What is being asked:
Select, from the material below, each line with "icon" in it.

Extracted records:
::::::
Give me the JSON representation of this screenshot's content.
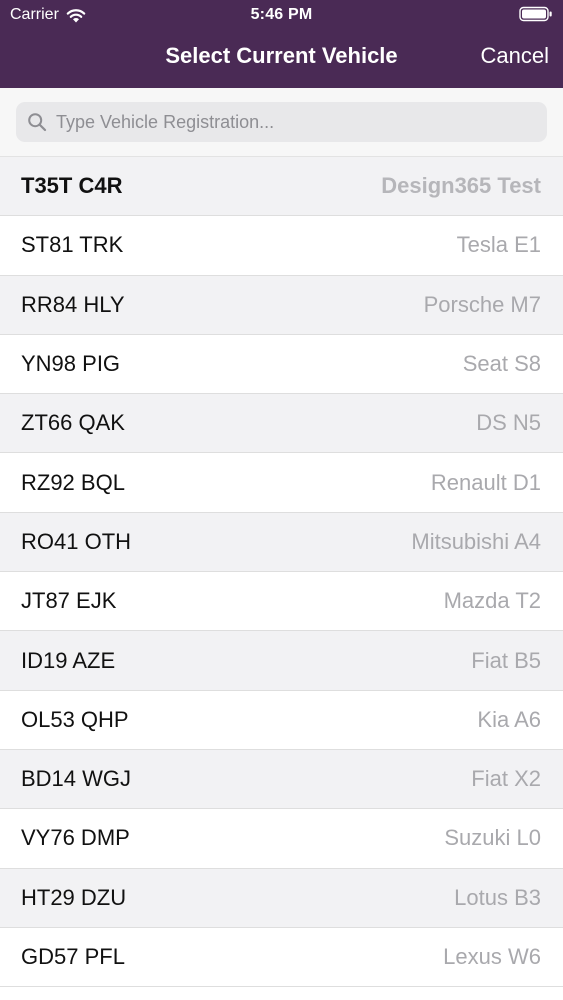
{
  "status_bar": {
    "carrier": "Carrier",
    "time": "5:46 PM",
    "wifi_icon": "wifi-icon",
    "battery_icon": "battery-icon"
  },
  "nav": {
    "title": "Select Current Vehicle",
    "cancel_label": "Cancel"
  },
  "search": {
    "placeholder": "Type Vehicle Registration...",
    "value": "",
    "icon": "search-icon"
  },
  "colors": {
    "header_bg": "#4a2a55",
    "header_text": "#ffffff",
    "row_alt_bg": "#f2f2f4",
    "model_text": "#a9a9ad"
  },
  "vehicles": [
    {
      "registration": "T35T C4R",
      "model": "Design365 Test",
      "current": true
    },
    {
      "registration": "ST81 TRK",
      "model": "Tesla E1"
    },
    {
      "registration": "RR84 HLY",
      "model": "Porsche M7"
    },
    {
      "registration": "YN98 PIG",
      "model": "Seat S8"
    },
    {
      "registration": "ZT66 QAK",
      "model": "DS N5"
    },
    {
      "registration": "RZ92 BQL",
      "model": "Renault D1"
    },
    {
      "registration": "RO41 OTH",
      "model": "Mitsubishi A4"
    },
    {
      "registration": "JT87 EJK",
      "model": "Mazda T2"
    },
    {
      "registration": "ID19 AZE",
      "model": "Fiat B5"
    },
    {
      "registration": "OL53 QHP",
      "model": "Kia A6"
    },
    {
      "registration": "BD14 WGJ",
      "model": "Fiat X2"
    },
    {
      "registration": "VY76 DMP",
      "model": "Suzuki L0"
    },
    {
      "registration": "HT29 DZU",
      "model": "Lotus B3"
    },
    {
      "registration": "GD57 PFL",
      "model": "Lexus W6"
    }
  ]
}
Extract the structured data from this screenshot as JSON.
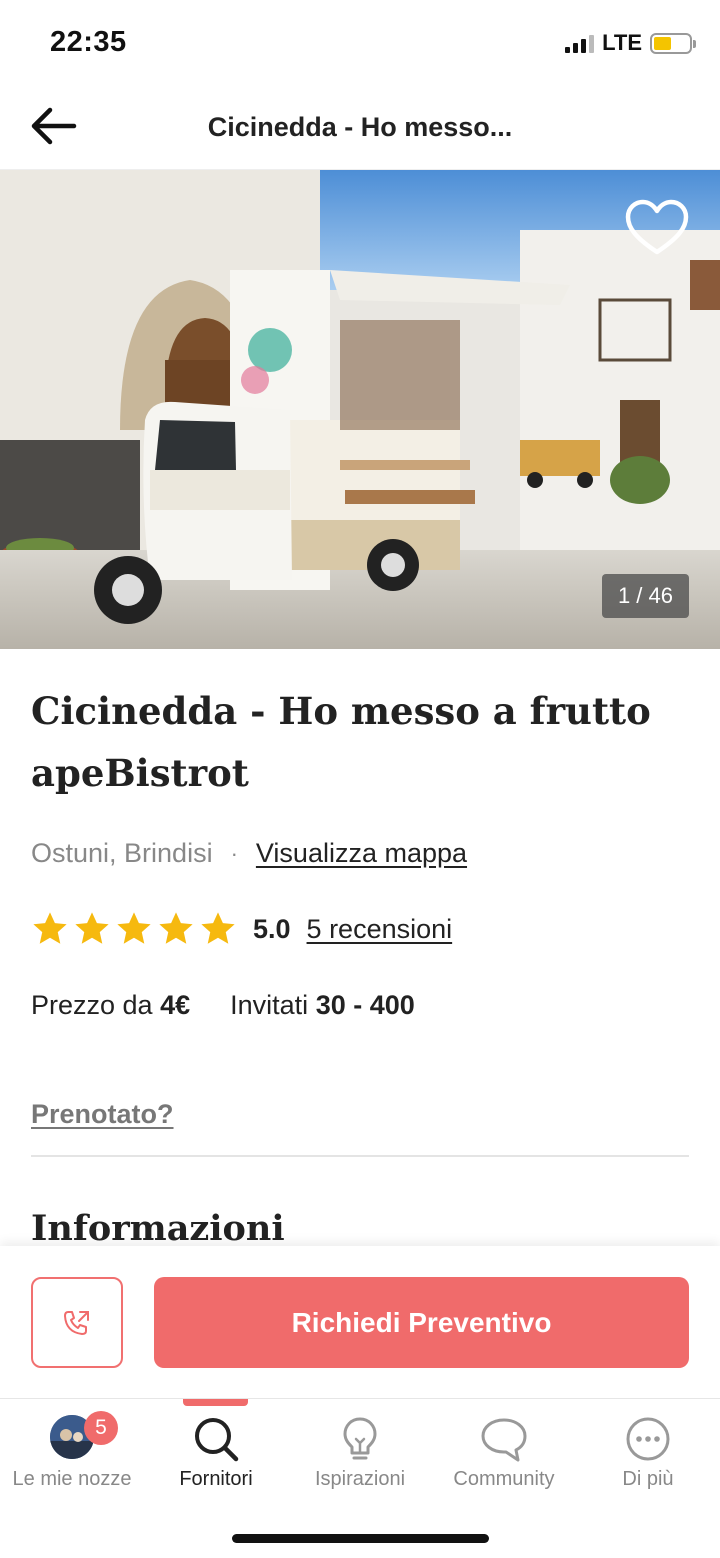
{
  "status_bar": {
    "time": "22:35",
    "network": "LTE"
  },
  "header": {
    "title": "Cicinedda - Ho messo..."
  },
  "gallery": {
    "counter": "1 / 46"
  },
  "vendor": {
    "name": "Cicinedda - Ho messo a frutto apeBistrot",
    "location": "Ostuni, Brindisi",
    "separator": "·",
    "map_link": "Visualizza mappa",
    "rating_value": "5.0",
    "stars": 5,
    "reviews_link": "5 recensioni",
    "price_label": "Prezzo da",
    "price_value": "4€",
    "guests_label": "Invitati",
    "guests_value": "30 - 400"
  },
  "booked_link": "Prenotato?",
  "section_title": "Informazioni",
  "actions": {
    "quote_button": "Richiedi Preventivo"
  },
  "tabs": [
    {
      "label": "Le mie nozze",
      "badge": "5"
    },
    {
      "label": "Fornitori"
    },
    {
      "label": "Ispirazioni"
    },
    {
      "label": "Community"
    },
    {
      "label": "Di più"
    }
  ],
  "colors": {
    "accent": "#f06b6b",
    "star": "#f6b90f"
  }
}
::::::
Answer to this task:
    "wifi_icon": "wifi-icon",
    "battery_icon": "battery-icon"
    "icon": "search-icon"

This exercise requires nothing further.